Search the records for the word "value" and report each line that has it.

### [Collected data]

/---

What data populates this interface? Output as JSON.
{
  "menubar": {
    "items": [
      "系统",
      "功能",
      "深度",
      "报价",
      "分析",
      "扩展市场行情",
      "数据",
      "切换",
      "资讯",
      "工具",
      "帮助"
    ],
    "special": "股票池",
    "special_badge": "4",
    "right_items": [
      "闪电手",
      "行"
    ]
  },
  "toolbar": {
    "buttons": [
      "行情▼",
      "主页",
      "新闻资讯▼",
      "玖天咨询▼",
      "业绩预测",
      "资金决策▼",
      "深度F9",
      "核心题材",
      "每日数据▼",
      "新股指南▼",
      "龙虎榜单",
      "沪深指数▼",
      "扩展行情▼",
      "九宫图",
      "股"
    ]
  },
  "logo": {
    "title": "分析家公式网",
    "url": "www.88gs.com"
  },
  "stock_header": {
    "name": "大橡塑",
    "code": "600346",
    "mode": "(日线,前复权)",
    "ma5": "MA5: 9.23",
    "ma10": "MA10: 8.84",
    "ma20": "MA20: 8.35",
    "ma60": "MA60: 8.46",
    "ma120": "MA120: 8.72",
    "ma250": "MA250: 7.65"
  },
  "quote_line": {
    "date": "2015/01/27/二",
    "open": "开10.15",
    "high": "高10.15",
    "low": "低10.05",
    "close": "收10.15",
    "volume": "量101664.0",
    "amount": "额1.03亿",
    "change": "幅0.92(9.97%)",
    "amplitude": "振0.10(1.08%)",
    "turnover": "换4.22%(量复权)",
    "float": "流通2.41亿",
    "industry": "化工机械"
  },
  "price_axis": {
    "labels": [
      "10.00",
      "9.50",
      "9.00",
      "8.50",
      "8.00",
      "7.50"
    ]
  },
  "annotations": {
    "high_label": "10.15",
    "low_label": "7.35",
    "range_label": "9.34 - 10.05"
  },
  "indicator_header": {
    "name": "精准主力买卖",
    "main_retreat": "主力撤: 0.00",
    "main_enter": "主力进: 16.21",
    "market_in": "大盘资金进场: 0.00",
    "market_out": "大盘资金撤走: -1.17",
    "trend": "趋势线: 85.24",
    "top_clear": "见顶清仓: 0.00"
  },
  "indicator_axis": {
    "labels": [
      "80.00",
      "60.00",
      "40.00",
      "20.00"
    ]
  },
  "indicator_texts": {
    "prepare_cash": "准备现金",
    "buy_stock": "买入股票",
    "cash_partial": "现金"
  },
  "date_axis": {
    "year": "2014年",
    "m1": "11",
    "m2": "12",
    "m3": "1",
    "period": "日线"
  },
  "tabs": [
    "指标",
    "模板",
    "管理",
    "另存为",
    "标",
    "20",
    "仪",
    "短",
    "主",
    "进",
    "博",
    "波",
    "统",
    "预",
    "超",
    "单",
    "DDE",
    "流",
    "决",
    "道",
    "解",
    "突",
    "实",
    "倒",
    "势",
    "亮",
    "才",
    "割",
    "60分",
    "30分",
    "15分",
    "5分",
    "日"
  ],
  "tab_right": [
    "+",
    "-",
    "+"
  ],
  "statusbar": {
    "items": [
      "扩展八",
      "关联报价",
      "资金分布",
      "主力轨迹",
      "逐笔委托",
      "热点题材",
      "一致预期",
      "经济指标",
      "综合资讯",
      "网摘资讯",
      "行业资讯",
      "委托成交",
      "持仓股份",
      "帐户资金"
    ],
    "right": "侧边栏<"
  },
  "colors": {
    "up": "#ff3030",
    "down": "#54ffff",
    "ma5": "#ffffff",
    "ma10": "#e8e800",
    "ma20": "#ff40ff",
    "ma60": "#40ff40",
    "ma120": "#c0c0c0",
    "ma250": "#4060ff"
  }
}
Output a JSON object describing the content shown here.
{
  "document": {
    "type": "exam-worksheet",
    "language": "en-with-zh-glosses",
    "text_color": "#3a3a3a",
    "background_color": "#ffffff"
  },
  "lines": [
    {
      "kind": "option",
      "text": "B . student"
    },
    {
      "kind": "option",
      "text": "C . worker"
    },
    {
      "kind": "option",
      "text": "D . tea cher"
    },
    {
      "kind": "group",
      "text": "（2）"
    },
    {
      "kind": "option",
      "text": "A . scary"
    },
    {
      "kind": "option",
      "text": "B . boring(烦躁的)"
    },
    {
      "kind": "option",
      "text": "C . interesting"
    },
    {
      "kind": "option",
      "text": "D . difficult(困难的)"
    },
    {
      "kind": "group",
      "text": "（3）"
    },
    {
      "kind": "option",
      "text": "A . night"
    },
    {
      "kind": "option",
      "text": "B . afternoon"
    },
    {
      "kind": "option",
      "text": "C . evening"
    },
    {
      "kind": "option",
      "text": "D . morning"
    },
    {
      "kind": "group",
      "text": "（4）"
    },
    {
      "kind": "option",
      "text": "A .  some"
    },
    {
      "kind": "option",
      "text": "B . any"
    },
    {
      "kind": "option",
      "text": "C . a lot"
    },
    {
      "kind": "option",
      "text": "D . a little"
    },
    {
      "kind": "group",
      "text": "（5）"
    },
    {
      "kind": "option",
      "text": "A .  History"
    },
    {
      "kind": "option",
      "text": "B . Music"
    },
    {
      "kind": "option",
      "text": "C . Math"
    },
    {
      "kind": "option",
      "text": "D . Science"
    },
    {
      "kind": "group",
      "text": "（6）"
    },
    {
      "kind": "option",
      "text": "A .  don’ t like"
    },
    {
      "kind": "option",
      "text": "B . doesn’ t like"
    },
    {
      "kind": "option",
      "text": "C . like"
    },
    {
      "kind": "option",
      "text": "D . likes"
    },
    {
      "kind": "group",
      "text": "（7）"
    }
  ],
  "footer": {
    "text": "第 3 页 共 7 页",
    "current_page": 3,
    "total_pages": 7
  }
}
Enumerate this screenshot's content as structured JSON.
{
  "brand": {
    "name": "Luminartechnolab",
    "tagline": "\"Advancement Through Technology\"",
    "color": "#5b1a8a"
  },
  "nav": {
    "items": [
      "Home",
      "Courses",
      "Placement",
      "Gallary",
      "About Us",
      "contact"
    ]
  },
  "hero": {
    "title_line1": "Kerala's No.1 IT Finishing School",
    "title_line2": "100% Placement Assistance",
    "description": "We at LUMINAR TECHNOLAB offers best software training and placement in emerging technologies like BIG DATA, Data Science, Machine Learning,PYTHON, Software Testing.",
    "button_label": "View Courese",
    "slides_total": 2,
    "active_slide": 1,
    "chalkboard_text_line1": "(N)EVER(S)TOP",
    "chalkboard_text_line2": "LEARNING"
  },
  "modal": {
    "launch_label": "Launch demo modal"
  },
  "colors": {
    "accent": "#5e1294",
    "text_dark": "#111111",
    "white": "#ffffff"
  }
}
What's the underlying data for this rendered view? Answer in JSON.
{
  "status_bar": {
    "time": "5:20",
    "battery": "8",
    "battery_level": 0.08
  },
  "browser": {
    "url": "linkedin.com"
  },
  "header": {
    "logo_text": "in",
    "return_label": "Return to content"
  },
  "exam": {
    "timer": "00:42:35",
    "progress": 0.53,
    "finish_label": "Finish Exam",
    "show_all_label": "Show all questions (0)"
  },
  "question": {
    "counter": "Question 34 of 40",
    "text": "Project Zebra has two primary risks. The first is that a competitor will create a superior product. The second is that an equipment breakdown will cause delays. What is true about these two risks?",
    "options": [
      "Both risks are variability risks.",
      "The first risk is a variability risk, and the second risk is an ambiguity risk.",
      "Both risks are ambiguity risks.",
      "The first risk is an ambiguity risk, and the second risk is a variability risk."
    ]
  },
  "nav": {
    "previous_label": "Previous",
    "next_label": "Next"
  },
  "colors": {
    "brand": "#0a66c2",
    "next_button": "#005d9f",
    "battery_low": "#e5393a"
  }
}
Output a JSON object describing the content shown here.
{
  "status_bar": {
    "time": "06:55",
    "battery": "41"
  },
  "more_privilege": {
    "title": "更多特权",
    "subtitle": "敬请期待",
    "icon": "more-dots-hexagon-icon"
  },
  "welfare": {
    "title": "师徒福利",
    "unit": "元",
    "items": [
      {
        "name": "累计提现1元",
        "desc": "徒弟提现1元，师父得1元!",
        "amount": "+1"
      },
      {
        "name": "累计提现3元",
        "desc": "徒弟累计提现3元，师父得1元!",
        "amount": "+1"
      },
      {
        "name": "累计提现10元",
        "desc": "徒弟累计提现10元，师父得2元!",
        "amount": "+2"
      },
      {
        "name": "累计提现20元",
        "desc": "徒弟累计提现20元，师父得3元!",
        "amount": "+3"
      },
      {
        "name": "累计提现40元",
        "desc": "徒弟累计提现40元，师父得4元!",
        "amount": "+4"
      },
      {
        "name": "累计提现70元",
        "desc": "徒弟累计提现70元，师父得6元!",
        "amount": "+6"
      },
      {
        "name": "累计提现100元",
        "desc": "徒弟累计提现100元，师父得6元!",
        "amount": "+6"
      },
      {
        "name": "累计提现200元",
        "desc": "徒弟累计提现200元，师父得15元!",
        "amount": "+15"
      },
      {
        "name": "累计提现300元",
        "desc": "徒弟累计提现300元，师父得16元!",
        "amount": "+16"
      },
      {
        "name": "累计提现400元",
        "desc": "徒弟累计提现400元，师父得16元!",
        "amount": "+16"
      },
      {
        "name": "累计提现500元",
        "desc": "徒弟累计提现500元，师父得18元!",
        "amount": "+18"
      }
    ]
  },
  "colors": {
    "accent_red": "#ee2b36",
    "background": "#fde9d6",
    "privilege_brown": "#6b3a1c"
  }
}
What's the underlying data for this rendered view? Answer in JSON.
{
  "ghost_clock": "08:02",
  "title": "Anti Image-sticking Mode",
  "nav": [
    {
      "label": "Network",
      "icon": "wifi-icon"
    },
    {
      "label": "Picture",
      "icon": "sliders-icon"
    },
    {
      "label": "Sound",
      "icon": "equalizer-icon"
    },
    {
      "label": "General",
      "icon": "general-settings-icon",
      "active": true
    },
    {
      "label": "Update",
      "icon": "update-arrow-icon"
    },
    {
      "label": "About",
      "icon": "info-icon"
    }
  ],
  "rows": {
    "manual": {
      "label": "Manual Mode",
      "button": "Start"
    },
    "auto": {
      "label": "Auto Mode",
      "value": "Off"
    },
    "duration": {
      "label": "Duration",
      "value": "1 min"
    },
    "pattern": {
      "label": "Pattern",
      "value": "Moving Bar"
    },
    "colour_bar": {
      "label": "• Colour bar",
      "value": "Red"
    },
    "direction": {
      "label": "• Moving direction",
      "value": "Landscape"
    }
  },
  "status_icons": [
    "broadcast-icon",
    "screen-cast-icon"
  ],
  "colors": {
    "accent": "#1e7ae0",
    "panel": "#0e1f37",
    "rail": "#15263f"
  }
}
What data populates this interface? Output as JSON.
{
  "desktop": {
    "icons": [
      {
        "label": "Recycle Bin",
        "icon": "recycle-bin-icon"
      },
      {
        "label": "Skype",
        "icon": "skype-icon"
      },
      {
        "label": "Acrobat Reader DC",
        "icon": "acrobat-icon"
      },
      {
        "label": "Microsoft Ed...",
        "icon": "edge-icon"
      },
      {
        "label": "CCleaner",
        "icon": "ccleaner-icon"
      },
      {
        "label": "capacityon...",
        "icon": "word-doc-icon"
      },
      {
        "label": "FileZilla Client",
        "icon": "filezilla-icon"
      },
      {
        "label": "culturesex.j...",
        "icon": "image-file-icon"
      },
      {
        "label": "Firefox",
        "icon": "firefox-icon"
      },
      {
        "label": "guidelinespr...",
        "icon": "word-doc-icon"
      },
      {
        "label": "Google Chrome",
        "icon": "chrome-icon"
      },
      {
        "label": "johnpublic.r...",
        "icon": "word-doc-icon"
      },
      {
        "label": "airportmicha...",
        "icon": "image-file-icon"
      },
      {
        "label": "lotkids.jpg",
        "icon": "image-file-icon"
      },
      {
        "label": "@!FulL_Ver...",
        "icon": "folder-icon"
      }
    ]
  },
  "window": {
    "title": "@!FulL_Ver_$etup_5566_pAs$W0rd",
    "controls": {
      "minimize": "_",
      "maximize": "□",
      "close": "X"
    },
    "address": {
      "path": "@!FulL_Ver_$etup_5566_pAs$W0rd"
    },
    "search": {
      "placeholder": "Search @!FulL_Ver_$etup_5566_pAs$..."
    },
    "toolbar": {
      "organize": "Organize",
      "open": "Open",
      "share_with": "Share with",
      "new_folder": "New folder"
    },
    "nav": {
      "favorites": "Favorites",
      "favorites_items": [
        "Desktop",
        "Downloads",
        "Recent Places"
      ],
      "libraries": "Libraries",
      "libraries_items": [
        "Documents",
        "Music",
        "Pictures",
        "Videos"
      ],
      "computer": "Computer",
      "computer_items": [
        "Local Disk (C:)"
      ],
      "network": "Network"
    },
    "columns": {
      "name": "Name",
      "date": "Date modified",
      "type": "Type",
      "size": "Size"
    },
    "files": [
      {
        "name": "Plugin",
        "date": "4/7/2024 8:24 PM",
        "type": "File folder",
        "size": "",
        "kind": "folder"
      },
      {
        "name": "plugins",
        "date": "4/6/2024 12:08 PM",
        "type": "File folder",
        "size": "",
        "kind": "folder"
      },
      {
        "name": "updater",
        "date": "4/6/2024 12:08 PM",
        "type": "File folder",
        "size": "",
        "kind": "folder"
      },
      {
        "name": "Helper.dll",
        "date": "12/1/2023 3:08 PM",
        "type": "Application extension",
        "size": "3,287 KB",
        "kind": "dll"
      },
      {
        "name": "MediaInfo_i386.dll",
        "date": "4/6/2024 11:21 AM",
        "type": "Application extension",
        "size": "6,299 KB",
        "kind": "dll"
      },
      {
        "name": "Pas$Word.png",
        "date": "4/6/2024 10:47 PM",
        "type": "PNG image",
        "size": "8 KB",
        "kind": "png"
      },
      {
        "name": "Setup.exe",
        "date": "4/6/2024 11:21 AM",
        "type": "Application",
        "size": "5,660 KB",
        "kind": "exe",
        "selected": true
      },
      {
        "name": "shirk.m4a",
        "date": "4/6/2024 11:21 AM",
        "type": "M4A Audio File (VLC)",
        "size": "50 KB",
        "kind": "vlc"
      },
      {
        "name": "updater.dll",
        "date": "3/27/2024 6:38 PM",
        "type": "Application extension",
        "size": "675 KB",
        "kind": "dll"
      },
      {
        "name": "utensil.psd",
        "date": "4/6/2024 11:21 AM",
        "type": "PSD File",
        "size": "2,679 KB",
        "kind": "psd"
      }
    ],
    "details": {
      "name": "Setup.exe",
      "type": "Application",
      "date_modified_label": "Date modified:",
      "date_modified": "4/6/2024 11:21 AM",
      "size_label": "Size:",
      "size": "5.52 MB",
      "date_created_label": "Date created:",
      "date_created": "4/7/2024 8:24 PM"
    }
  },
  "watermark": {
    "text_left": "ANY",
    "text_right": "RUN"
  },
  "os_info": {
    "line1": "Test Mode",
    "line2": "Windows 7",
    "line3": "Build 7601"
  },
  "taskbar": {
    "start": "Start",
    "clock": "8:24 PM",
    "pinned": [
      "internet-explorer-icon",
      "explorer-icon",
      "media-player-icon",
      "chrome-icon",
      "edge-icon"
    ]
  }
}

\---

### [TASK ANSWER]
      "value": "Off"
      "value": "1 min"
      "value": "Moving Bar"
      "value": "Red"
      "value": "Landscape"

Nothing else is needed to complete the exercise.